### [Exercise brief]
Of all the lines in the records, how many hold the word "电压表都有示数"? Answer with the number only.

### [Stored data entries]
☆ ☆ ☆ ☆ ☆

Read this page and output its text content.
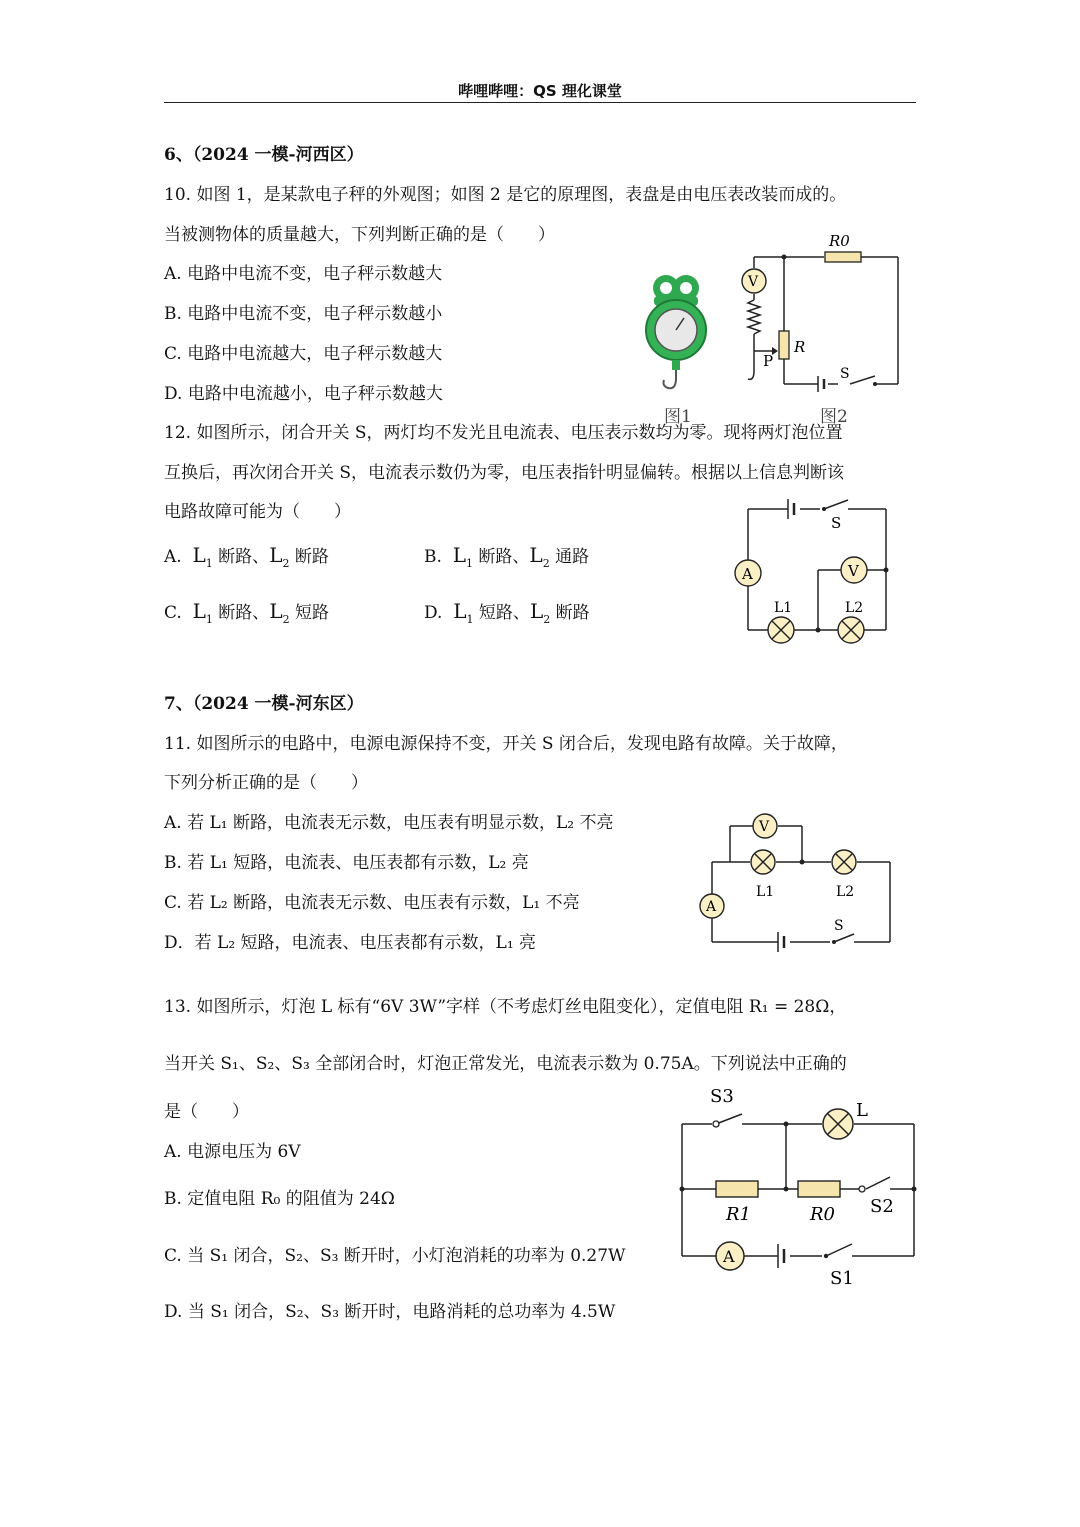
哔哩哔哩：QS 理化课堂
6、（2024 一模-河西区）
10. 如图 1，是某款电子秤的外观图；如图 2 是它的原理图，表盘是由电压表改装而成的。
当被测物体的质量越大，下列判断正确的是（　　）
A. 电路中电流不变，电子秤示数越大
B. 电路中电流不变，电子秤示数越小
C. 电路中电流越大，电子秤示数越大
D. 电路中电流越小，电子秤示数越大
图1
R0
V
R
P
S
图2
12. 如图所示，闭合开关 S，两灯均不发光且电流表、电压表示数均为零。现将两灯泡位置
互换后，再次闭合开关 S，电流表示数仍为零，电压表指针明显偏转。根据以上信息判断该
电路故障可能为（　　）
A. $L_1$ 断路、$L_2$ 断路	B. $L_1$ 断路、$L_2$ 通路
C. $L_1$ 断路、$L_2$ 短路	D. $L_1$ 短路、$L_2$ 断路
S
A	V
L1	L2
7、（2024 一模-河东区）
11. 如图所示的电路中，电源电源保持不变，开关 S 闭合后，发现电路有故障。关于故障，
下列分析正确的是（　　）
A. 若 L₁ 断路，电流表无示数，电压表有明显示数，L₂ 不亮
B. 若 L₁ 短路，电流表、电压表都有示数，L₂ 亮
C. 若 L₂ 断路，电流表无示数、电压表有示数，L₁ 不亮
D．若 L₂ 短路，电流表、电压表都有示数，L₁ 亮
V
A
L1	L2
S
13. 如图所示，灯泡 L 标有“6V 3W”字样（不考虑灯丝电阻变化），定值电阻 R₁ = 28Ω，
当开关 S₁、S₂、S₃ 全部闭合时，灯泡正常发光，电流表示数为 0.75A。下列说法中正确的
是（　　）
A. 电源电压为 6V
B. 定值电阻 R₀ 的阻值为 24Ω
C. 当 S₁ 闭合，S₂、S₃ 断开时，小灯泡消耗的功率为 0.27W
D. 当 S₁ 闭合，S₂、S₃ 断开时，电路消耗的总功率为 4.5W
S3
L
R1	R0 S2
A
S1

☆ ☆ ☆ ☆ ☆

### [Answer below]
2